> WHAT YOU HAVE TO DO: Put each line of the data below into a JSON list of strings, one string per line, with blank lines and the pictures left out.

> Layout records:
= = = =
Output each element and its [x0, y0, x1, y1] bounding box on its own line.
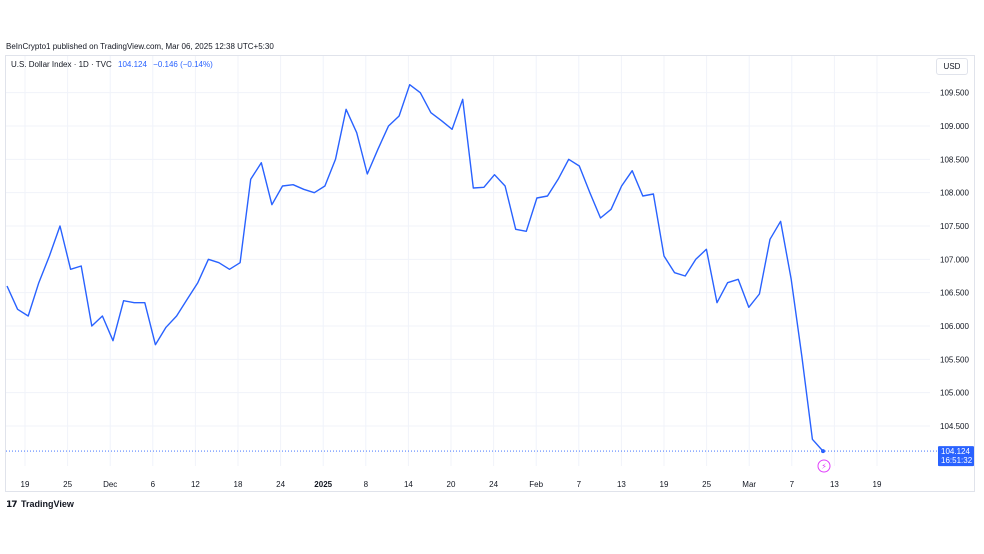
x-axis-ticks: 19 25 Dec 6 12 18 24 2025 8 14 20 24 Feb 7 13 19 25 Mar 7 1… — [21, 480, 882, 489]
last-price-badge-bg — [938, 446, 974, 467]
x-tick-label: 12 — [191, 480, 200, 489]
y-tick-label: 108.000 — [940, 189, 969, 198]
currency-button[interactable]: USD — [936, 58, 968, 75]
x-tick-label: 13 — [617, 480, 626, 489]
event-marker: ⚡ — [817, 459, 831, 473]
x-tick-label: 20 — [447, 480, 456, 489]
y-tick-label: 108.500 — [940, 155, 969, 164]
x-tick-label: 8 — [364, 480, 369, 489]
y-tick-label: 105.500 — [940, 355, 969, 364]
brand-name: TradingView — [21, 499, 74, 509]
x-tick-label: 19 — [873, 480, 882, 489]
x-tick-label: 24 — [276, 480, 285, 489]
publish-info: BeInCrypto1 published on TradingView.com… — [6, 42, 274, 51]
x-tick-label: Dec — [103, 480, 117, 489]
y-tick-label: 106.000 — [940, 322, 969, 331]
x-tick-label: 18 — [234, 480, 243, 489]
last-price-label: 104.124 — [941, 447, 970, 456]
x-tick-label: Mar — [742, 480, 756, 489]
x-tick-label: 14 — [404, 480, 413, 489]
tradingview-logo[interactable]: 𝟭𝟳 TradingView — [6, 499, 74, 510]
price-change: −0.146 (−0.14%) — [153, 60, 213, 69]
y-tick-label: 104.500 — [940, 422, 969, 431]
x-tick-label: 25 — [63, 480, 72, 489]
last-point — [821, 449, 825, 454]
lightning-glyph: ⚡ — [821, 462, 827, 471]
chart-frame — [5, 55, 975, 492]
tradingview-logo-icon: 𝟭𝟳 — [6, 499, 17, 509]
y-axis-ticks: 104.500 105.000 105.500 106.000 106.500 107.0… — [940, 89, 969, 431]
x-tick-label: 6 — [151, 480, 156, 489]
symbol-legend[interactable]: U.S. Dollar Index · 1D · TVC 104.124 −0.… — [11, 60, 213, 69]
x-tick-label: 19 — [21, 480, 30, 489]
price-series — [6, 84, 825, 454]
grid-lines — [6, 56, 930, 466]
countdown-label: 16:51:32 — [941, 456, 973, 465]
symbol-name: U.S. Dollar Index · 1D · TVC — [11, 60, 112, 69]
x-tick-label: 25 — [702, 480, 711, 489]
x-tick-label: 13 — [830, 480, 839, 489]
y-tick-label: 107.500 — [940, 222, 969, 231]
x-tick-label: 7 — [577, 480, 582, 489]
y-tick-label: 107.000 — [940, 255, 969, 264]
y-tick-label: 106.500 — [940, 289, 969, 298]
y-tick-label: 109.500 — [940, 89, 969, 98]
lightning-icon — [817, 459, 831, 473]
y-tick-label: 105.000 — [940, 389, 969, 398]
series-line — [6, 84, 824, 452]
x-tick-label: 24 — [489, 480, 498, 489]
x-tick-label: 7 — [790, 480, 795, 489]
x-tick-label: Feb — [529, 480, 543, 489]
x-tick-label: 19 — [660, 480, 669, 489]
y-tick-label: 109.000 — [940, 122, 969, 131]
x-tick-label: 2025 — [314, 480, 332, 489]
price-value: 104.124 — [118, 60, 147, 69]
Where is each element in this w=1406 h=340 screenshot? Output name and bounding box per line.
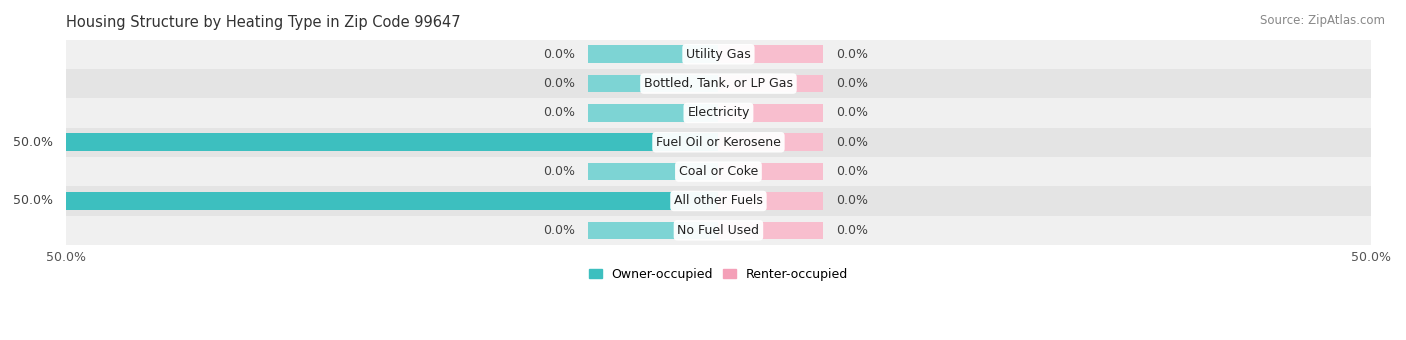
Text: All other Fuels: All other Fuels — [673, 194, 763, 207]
= = = =
> SOLVED PROBLEM:
[
  "Output each element and its [x0, y0, x1, y1] bounding box on its own line.",
  "x-axis-ticks: 19 25 Dec 6 12 18 24 2025 8 14 20 24 Feb 7 13 19 25 Mar 7 1… — [21, 480, 882, 489]",
  "last-price-badge-bg — [938, 446, 974, 467]",
  "x-tick-label: 12 — [191, 480, 200, 489]",
  "y-tick-label: 108.000 — [940, 189, 969, 198]",
  "currency-button[interactable]: USD — [936, 58, 968, 75]",
  "x-tick-label: 13 — [617, 480, 626, 489]",
  "event-marker: ⚡ — [817, 459, 831, 473]",
  "x-tick-label: 20 — [447, 480, 456, 489]",
  "y-tick-label: 108.500 — [940, 155, 969, 164]",
  "x-tick-label: 8 — [364, 480, 369, 489]",
  "y-tick-label: 105.500 — [940, 355, 969, 364]",
  "brand-name: TradingView — [21, 499, 74, 509]",
  "x-tick-label: 19 — [873, 480, 882, 489]",
  "x-tick-label: 24 — [276, 480, 285, 489]",
  "publish-info: BeInCrypto1 published on TradingView.com… — [6, 42, 274, 51]",
  "x-tick-label: Dec — [103, 480, 117, 489]",
  "y-tick-label: 106.000 — [940, 322, 969, 331]",
  "x-tick-label: 18 — [234, 480, 243, 489]",
  "last-price-label: 104.124 — [941, 447, 970, 456]",
  "x-tick-label: Mar — [742, 480, 756, 489]",
  "x-tick-label: 14 — [404, 480, 413, 489]",
  "tradingview-logo[interactable]: 𝟭𝟳 TradingView — [6, 499, 74, 510]",
  "price-change: −0.146 (−0.14%) — [153, 60, 213, 69]",
  "y-tick-label: 104.500 — [940, 422, 969, 431]",
  "x-tick-label: 25 — [63, 480, 72, 489]",
  "last-point — [821, 449, 825, 454]",
  "lightning-glyph: ⚡ — [821, 462, 827, 471]",
  "chart-frame — [5, 55, 975, 492]",
  "tradingview-logo-icon: 𝟭𝟳 — [6, 499, 17, 509]",
  "y-axis-ticks: 104.500 105.000 105.500 106.000 106.500 107.0… — [940, 89, 969, 431]",
  "x-tick-label: 6 — [151, 480, 156, 489]",
  "symbol-legend[interactable]: U.S. Dollar Index · 1D · TVC 104.124 −0.… — [11, 60, 213, 69]",
  "x-tick-label: 19 — [21, 480, 30, 489]",
  "price-series — [6, 84, 825, 454]",
  "grid-lines — [6, 56, 930, 466]",
  "countdown-label: 16:51:32 — [941, 456, 973, 465]",
  "symbol-name: U.S. Dollar Index · 1D · TVC — [11, 60, 112, 69]",
  "x-tick-label: 25 — [702, 480, 711, 489]",
  "x-tick-label: 13 — [830, 480, 839, 489]",
  "y-tick-label: 107.500 — [940, 222, 969, 231]",
  "x-tick-label: 7 — [577, 480, 582, 489]",
  "y-tick-label: 107.000 — [940, 255, 969, 264]",
  "y-tick-label: 106.500 — [940, 289, 969, 298]",
  "y-tick-label: 109.500 — [940, 89, 969, 98]",
  "lightning-icon — [817, 459, 831, 473]",
  "y-tick-label: 105.000 — [940, 389, 969, 398]",
  "series-line — [6, 84, 824, 452]",
  "x-tick-label: 24 — [489, 480, 498, 489]",
  "x-tick-label: 7 — [790, 480, 795, 489]",
  "x-tick-label: Feb — [529, 480, 543, 489]",
  "x-tick-label: 19 — [660, 480, 669, 489]",
  "y-tick-label: 109.000 — [940, 122, 969, 131]",
  "x-tick-label: 2025 — [314, 480, 332, 489]",
  "price-value: 104.124 — [118, 60, 147, 69]",
  "Where is each element in this w=1406 h=340 screenshot? Output name and bounding box per line.",
  "Text: All other Fuels: All other Fuels — [673, 194, 763, 207]"
]